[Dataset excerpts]
************

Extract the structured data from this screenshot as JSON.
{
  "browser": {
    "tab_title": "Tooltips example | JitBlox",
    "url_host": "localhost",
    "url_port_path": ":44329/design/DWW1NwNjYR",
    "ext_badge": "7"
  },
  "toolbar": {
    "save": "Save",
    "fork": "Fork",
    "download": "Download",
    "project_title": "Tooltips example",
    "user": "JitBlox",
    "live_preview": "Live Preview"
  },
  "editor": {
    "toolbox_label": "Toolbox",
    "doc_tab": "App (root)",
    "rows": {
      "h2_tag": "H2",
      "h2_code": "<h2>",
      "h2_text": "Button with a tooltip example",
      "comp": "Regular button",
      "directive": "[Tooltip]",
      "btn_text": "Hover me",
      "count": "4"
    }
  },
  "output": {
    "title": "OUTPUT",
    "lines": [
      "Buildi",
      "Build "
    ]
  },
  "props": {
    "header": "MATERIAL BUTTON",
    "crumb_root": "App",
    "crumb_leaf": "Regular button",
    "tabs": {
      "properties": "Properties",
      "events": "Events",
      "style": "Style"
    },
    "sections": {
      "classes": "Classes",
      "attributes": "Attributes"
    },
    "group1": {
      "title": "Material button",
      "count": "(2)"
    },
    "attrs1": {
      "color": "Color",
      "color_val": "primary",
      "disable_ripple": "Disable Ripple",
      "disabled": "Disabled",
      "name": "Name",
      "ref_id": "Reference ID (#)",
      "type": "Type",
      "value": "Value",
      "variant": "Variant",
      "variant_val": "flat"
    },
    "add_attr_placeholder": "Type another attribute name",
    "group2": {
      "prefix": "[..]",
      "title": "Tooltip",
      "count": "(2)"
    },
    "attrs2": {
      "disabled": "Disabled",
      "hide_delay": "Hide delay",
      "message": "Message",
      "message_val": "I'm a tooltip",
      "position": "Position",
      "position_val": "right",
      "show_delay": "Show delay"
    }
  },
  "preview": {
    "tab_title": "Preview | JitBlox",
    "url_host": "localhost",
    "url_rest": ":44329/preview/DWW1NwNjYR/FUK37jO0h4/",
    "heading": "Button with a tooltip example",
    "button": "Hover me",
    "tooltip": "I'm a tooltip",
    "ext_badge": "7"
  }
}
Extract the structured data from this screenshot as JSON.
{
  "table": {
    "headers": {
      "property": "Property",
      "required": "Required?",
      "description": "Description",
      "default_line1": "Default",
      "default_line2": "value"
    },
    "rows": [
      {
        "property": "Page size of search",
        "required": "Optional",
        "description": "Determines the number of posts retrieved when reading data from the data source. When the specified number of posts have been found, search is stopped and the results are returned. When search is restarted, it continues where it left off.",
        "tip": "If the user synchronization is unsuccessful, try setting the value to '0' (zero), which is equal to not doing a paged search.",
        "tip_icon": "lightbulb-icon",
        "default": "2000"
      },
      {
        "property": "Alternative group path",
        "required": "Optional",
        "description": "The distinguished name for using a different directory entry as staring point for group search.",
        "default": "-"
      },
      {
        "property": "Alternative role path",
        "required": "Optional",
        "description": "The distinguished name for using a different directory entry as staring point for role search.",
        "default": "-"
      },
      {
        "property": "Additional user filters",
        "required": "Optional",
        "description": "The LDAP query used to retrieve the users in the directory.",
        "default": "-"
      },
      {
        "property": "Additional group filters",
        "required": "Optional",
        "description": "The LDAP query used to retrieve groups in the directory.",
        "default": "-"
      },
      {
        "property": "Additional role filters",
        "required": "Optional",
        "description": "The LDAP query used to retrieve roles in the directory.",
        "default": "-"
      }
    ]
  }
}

************

▶ [Aim of the task]: Where a line in the entries holds "different", copy that line.

▶ [Right answer]:
        "description": "The distinguished name for using a different directory entry as staring point for group search.",
        "description": "The distinguished name for using a different directory entry as staring point for role search.",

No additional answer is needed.